_Work instructions_: Read through the records below and copy each line that uses the word "Round".

(Entries taken from a collection)
════════════════════

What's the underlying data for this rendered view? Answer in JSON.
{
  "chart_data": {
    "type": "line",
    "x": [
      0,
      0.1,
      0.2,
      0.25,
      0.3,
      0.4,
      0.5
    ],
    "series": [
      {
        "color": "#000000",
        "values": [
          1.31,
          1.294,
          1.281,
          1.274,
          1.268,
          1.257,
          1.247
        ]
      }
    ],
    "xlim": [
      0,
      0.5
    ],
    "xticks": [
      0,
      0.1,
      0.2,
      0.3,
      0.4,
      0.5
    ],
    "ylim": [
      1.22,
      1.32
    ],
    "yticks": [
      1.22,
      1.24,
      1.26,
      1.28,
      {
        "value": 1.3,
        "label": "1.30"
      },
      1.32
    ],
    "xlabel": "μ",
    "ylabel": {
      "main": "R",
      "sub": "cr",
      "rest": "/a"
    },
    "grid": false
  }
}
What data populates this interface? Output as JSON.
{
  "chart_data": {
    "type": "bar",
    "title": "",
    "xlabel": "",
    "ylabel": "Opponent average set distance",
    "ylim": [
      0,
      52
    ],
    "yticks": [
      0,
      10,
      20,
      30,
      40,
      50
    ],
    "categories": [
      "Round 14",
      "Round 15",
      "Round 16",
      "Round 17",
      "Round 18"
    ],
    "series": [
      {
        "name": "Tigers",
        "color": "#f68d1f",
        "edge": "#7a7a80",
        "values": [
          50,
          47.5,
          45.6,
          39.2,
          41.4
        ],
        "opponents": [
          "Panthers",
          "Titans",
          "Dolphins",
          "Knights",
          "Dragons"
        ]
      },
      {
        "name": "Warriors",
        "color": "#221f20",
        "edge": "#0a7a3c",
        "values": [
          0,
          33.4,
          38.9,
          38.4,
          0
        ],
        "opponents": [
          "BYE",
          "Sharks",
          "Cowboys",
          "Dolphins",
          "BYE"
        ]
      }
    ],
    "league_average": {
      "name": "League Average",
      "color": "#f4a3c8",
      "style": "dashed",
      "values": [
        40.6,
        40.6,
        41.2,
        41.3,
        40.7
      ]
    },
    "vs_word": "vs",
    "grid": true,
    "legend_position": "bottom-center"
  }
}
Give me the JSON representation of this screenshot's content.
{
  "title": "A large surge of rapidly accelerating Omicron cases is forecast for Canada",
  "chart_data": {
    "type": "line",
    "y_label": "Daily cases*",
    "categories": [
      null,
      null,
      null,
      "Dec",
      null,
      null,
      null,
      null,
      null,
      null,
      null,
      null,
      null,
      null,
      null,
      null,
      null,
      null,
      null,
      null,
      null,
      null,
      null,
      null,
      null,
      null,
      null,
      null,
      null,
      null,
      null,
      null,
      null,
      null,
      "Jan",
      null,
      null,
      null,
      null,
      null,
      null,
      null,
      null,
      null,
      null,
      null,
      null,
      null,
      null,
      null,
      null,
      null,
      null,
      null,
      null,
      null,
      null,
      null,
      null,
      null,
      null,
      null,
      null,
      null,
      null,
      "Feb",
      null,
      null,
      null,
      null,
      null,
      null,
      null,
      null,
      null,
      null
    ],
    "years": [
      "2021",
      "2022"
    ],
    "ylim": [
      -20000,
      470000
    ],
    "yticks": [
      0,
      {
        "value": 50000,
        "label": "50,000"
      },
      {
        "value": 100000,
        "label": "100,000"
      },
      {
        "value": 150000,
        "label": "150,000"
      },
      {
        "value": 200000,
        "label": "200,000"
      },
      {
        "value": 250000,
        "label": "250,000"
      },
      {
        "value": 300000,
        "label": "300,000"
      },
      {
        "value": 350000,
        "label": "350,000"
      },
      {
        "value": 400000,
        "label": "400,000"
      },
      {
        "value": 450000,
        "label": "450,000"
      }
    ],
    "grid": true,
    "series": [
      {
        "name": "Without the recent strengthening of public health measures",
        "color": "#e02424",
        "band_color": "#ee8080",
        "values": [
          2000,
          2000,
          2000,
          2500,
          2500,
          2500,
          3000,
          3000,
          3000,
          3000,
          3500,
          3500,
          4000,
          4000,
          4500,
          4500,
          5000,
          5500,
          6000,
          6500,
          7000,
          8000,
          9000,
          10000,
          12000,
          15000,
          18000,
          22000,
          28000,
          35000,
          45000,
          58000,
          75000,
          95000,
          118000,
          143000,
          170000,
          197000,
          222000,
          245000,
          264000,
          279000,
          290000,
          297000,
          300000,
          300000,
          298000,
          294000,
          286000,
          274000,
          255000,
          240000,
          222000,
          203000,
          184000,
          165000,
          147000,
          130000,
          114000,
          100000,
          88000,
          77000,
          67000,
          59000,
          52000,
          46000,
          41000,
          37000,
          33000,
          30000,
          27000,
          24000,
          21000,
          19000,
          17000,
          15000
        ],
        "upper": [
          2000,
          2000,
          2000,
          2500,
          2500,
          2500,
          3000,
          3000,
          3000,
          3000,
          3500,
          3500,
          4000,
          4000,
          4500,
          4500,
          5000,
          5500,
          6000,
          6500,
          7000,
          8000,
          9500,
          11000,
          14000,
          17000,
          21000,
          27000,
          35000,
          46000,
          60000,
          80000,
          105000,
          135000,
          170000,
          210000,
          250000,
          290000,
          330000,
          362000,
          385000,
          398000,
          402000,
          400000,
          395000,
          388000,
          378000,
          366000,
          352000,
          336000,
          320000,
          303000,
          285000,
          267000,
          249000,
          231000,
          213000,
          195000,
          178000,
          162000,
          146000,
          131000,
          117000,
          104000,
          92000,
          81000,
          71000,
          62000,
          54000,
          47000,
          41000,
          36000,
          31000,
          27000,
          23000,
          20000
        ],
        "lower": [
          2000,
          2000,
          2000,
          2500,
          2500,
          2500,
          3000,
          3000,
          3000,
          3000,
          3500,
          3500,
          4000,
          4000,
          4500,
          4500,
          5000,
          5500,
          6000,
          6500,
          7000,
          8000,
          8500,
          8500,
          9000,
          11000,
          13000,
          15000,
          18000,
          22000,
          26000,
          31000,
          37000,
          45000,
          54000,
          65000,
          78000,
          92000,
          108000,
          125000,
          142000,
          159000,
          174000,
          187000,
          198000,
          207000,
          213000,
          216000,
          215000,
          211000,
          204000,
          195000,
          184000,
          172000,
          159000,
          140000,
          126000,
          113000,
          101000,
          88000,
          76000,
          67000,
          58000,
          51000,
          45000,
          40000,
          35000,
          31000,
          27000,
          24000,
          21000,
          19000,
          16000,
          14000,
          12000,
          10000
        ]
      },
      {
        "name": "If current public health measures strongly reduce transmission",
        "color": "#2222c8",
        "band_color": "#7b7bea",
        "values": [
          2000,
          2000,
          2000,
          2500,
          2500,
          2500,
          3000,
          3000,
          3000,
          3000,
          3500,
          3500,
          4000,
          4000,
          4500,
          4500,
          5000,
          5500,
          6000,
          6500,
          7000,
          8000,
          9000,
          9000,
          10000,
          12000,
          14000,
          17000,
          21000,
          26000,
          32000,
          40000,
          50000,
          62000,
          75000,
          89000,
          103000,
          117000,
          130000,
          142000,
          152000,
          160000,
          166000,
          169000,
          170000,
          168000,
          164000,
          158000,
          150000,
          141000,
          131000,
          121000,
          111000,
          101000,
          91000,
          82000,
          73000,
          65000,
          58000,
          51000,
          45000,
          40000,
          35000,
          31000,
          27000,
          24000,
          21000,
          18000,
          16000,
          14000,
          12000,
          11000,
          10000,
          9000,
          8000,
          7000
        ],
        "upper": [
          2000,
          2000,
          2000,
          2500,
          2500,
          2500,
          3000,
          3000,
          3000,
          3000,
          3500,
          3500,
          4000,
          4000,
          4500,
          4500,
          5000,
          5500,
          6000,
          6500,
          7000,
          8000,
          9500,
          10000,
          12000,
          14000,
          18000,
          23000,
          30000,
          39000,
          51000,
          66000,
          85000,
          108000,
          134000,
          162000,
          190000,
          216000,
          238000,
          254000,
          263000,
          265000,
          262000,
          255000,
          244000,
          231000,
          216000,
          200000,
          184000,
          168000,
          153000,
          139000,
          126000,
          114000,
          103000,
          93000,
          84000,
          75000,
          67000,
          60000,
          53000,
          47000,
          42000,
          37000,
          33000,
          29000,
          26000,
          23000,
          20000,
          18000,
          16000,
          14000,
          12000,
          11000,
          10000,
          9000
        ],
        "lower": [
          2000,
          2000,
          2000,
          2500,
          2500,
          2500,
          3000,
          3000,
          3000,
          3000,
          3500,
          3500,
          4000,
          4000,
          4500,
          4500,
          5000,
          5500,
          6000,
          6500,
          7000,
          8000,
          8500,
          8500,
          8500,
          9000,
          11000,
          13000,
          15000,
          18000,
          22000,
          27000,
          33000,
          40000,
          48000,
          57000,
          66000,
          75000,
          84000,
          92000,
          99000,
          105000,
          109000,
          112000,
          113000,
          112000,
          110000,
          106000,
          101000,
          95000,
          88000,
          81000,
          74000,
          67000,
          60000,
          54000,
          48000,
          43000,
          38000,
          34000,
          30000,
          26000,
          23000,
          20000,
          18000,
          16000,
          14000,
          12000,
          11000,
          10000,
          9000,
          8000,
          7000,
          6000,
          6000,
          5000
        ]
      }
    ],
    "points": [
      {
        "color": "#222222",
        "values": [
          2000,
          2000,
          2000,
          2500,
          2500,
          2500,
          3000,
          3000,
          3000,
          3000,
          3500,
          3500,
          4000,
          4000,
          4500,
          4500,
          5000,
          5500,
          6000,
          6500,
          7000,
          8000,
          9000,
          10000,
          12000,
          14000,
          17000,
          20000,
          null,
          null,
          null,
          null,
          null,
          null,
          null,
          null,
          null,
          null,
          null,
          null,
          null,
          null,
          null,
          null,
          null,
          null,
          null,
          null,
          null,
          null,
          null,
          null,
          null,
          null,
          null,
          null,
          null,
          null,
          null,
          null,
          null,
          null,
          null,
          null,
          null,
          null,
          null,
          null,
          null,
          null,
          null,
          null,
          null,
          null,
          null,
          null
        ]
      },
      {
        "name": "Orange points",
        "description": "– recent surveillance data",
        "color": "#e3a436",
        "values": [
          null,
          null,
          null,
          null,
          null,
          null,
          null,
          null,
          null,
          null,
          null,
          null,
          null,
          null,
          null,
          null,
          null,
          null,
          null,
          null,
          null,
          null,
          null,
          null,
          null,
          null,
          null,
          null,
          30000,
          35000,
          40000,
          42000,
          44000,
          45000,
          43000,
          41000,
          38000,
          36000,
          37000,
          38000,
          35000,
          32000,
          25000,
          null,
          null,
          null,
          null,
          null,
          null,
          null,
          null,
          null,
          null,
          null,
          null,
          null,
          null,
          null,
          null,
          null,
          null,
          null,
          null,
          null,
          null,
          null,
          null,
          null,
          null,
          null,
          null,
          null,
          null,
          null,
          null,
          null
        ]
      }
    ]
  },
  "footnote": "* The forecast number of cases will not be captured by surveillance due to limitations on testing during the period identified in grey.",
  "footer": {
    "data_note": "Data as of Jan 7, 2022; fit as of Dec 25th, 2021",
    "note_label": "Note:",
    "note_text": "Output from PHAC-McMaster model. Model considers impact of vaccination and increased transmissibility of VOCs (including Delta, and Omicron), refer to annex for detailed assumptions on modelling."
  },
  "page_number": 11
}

════════════════════

_Reply_:
      "Round 14",
      "Round 15",
      "Round 16",
      "Round 17",
      "Round 18"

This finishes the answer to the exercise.